## Tasks for this exercise
[a] In the comment about Army service, rewrite the stretch from "I spent almost" through "that isn't enough.", swapping "objective" for "goal".
[b] According to the comment about Army service, how long did the writer spend in the Army?
[c] Pick up the comment about Army service after its last sentence and keep it going.

I spent almost 2 decades in the Army. Its a terrible assumption. Except for
combat situations, other emergencies, or really trivial tasks, everyone should
know why they are doing something. It is physically impossible to make a non-
stupid person care about a thing of which they have no knowledge. From my
experience, the one thing that has the greatest impact on a person's ability
to do a good job is a genuine desire to accomplish whatever their objective
is. If they don't know what that objective is, they simply aren't going to
give a shit. They might get it done adequately, but the military is a self-
proclaimed meritocracy, so one would think that isn't enough.

It has been at least 50 years if not 100 since the majority of enlisted people
didn't have a decent education. Now its incredibly common for enlisted
Soldiers to have an undergraduate degree. Education isn't a guarantee of
competence, intelligence, or even anything remotely useful, but that goes for
officers and enlisted personnel.

## Collected data
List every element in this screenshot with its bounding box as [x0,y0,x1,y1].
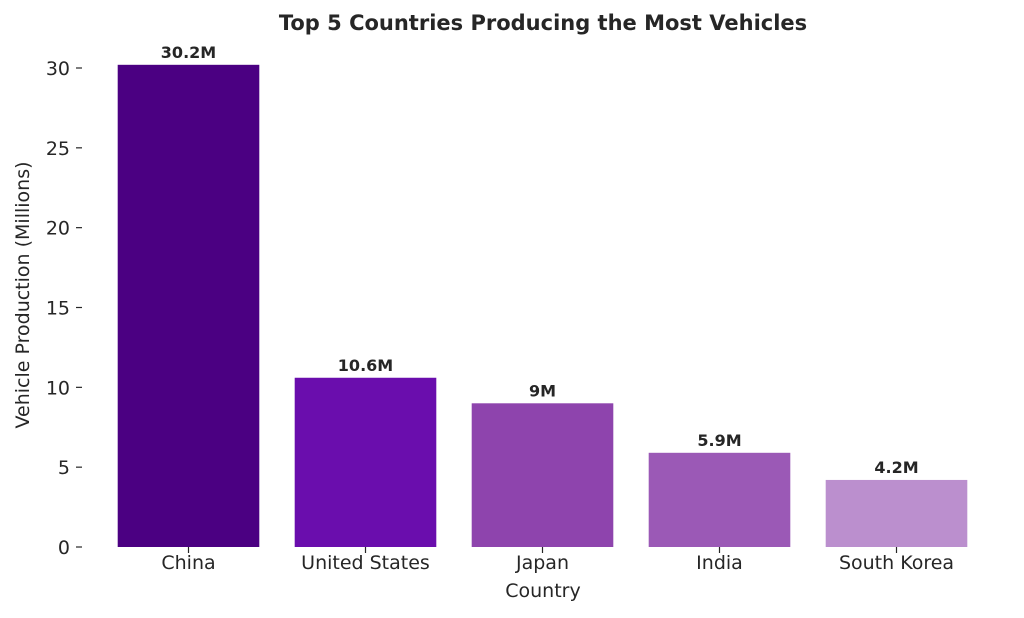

## Task-by-task answers
[a]
I spent almost 2 decades in the Army. Its a terrible assumption. Except for
combat situations, other emergencies, or really trivial tasks, everyone should
know why they are doing something. It is physically impossible to make a non-
stupid person care about a thing of which they have no knowledge. From my
experience, the one thing that has the greatest impact on a person's ability
to do a good job is a genuine desire to accomplish whatever their goal
is. If they don't know what that goal is, they simply aren't going to
give a shit. They might get it done adequately, but the military is a self-
proclaimed meritocracy, so one would think that isn't enough.

[b] Almost two decades.

[c]
Yet the military still insists on operating like they did in olden times when
the average enlisted person was an illiterate farm hand. Their primary
business is the physical enforcement of political interests (AKA combat), so
in some ways it makes sense for them even though it also hurts them. However,
businesses should be careful when evaluating their methodologies for civilian
use, because there are certainly a ton of drawbacks.

The reason the US military is one of the most capable fighting forces in the
world has more to do with technological sophistication (created by civilians)
and a near unlimited budget than it has to do with the leadership of the
military, the horrific bureaucracy that the leadership created/maintains, or
the frequently alleged magical, inherent superiority of the American soldier.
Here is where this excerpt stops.